- DATA PROVIDED -
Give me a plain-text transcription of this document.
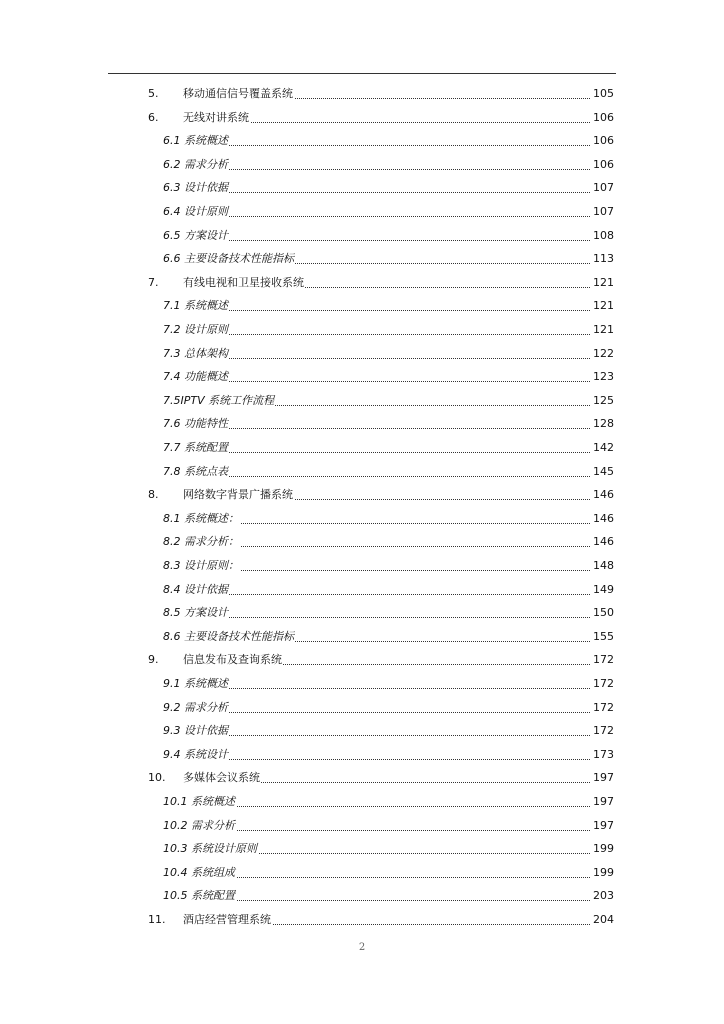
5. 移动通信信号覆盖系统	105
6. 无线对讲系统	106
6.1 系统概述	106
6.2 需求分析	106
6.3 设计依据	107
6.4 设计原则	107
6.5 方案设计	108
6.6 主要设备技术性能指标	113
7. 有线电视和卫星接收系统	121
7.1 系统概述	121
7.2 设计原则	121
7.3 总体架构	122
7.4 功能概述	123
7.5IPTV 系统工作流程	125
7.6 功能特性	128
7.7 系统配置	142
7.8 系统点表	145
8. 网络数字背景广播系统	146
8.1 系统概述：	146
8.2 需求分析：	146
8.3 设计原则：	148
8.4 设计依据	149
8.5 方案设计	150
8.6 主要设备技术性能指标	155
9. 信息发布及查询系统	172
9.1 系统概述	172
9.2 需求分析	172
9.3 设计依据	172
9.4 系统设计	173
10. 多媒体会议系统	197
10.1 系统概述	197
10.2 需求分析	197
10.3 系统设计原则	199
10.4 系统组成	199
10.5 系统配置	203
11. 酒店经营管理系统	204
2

- YOUR INSTRUCTIONS -
Among the entries above, how many lines hold the string "主要设备技术性能指标"? Give the number by itself.

- WRITTEN SOLUTION -
2